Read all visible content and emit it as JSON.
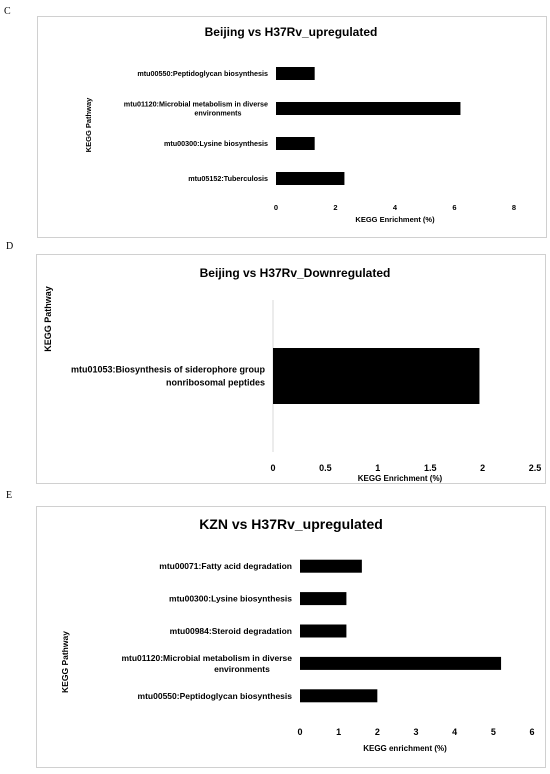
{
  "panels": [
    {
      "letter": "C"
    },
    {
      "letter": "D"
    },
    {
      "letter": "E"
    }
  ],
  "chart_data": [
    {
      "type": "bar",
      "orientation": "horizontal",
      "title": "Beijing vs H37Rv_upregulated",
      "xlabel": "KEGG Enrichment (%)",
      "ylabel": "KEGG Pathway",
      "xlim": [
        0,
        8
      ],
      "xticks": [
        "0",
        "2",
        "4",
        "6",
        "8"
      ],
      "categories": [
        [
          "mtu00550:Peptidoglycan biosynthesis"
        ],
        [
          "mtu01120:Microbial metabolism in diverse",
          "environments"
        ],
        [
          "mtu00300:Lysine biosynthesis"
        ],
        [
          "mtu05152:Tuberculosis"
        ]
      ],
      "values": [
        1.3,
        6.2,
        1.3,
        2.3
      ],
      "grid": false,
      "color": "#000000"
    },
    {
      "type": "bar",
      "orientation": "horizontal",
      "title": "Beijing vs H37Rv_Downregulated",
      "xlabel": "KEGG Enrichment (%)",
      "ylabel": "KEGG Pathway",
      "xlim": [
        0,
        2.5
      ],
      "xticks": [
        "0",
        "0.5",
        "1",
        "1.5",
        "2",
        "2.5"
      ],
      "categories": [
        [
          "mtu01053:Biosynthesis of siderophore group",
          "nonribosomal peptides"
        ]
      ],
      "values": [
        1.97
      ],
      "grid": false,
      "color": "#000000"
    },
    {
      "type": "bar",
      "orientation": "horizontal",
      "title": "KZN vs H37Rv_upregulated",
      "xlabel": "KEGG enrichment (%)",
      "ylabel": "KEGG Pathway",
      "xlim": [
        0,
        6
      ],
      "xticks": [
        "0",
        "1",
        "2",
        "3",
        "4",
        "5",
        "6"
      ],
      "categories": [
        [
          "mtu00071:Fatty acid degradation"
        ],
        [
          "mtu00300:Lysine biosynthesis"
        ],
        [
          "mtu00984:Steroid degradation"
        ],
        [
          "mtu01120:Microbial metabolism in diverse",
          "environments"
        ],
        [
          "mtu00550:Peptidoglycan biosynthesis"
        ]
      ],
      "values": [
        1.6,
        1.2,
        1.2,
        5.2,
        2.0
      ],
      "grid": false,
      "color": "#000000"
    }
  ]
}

________________________________________

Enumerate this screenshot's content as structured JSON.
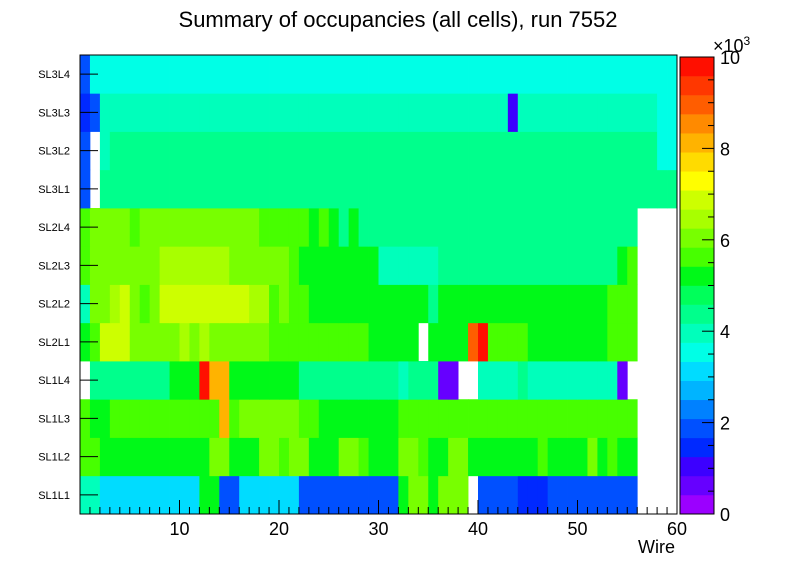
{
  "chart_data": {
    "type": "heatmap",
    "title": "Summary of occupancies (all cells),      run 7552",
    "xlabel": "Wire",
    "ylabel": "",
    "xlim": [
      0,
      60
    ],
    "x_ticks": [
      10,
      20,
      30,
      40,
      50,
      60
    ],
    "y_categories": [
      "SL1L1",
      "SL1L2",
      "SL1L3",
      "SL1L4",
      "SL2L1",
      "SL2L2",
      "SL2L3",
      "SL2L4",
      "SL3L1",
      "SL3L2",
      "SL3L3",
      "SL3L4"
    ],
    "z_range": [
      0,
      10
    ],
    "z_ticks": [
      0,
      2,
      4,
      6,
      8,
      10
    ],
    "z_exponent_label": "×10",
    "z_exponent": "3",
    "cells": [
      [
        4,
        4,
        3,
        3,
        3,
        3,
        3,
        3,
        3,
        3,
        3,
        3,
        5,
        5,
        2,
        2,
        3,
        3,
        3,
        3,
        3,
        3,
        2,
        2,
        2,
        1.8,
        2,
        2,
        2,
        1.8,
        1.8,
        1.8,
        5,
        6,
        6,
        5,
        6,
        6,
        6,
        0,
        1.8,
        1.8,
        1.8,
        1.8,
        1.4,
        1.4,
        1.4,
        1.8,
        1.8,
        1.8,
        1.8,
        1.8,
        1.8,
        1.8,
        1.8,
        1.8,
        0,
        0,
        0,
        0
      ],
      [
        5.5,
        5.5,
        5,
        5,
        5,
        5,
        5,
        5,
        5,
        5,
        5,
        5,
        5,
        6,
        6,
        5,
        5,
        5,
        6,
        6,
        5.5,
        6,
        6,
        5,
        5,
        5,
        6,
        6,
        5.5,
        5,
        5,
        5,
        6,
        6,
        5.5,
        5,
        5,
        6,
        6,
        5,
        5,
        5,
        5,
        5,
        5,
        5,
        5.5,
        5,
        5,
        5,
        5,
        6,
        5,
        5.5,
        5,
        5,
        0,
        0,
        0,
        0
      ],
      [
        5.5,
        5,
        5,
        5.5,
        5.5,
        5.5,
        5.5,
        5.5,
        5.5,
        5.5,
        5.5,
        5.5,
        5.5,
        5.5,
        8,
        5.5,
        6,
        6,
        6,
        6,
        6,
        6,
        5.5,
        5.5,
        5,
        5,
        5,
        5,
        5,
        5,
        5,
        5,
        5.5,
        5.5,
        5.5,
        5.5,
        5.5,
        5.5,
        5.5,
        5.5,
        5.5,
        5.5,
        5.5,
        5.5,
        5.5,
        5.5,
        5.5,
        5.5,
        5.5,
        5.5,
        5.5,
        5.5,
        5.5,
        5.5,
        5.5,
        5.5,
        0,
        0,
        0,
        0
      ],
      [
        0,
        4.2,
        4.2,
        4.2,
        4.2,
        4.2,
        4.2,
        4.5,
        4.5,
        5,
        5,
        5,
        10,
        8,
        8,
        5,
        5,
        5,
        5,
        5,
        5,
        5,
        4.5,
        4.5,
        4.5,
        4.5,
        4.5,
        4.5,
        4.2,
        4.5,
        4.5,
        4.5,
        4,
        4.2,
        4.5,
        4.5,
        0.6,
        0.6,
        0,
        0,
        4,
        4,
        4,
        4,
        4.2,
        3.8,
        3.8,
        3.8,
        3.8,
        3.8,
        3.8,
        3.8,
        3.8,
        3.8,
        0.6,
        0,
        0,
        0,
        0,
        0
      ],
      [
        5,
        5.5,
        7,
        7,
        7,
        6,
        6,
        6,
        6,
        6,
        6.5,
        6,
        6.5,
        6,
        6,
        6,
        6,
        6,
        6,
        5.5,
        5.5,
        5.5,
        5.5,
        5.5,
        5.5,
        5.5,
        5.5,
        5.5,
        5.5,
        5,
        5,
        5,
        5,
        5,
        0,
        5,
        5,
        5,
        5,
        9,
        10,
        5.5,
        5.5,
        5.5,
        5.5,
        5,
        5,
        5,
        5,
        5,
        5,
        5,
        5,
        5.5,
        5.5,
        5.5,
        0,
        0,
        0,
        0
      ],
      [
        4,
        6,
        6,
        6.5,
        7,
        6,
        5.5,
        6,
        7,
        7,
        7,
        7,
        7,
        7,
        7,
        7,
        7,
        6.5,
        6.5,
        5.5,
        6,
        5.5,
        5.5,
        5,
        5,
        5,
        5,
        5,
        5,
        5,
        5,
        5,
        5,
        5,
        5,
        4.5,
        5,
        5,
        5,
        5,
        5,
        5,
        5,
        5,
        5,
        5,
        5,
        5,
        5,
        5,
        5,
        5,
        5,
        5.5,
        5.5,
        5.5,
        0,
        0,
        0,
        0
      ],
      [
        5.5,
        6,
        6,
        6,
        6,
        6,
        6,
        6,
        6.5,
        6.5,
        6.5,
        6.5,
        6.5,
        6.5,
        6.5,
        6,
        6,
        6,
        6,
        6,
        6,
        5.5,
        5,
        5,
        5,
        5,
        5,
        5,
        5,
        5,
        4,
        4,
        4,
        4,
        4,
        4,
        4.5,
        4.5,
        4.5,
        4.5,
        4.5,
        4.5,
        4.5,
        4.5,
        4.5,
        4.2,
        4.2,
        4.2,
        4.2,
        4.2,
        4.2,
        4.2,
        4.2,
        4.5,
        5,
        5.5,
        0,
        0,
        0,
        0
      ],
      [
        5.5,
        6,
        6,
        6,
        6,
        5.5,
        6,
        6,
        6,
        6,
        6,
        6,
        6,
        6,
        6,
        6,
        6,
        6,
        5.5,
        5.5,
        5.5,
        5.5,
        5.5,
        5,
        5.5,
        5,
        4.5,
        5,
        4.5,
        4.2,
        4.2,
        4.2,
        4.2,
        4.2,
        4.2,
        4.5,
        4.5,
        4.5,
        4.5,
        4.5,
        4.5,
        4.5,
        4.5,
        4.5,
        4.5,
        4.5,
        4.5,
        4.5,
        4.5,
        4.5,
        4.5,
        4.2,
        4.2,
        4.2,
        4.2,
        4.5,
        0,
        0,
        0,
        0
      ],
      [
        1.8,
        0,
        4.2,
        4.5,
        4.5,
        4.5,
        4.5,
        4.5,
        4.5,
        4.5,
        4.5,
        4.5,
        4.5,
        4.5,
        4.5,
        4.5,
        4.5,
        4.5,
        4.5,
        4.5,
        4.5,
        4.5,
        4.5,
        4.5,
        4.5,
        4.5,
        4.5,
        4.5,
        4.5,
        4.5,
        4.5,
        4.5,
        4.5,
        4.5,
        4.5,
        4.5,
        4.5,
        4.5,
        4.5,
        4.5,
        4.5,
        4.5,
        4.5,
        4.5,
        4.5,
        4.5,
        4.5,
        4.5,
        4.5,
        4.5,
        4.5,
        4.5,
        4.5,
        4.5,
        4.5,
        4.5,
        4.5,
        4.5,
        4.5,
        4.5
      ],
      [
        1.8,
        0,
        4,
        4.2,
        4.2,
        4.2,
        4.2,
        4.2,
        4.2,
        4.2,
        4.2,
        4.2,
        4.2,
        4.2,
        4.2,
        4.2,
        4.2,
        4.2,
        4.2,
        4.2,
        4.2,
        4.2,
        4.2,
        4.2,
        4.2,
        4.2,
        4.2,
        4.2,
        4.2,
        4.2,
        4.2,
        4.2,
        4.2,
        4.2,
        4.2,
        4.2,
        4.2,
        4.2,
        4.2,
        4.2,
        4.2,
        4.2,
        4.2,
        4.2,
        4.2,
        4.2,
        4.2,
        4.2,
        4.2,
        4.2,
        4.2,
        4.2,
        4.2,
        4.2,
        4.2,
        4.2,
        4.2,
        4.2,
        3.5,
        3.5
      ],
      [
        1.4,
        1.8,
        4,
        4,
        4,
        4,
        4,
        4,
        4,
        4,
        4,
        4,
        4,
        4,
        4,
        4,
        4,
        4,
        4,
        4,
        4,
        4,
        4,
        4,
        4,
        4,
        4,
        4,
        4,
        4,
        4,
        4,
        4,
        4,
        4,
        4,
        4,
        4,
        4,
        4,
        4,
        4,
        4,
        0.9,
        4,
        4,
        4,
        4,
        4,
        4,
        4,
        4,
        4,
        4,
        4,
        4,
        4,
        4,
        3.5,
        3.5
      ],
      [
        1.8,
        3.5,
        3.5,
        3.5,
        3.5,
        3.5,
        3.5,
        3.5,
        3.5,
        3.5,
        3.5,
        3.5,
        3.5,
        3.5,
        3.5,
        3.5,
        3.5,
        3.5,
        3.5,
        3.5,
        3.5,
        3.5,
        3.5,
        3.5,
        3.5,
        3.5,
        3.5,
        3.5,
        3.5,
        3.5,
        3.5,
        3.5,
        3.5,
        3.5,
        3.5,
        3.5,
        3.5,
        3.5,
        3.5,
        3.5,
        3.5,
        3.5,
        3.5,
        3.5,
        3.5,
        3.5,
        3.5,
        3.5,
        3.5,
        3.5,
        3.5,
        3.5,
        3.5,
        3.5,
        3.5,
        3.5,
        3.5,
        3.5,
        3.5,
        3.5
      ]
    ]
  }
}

________________________________________

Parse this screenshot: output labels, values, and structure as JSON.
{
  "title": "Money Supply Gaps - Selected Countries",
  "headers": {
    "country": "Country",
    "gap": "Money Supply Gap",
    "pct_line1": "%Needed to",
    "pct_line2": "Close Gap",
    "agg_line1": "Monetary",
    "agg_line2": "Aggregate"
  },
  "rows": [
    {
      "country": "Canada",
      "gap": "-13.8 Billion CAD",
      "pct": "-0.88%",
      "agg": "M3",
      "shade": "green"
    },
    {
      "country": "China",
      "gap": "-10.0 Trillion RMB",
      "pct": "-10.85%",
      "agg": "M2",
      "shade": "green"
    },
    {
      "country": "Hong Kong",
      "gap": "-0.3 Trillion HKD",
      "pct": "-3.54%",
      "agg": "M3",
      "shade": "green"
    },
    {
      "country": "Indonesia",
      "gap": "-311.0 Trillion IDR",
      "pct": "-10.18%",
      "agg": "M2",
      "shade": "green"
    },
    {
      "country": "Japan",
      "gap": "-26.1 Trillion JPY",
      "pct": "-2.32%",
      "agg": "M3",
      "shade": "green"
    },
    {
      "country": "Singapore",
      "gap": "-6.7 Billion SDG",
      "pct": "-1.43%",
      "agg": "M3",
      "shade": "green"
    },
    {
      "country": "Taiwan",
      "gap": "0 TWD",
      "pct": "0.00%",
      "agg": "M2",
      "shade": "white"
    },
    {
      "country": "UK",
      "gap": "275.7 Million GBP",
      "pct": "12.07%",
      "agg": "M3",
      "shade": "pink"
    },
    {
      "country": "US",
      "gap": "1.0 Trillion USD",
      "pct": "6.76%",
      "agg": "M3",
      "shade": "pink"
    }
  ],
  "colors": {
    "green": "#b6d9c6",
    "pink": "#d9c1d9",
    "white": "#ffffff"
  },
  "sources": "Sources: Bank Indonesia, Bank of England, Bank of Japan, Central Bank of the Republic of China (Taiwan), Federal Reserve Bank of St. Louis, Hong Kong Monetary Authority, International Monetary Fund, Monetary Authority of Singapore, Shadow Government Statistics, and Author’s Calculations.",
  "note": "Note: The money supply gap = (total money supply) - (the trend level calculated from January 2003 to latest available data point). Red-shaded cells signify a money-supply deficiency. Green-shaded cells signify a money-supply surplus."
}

________________________________________

What is expected: Search the data for the word "Monetary" and copy each line where it appears.

Written solution:
    "agg_line1": "Monetary",
  "sources": "Sources: Bank Indonesia, Bank of England, Bank of Japan, Central Bank of the Republic of China (Taiwan), Federal Reserve Bank of St. Louis, Hong Kong Monetary Authority, International Monetary Fund, Monetary Authority of Singapore, Shadow Government Statistics, and Author’s Calculations.",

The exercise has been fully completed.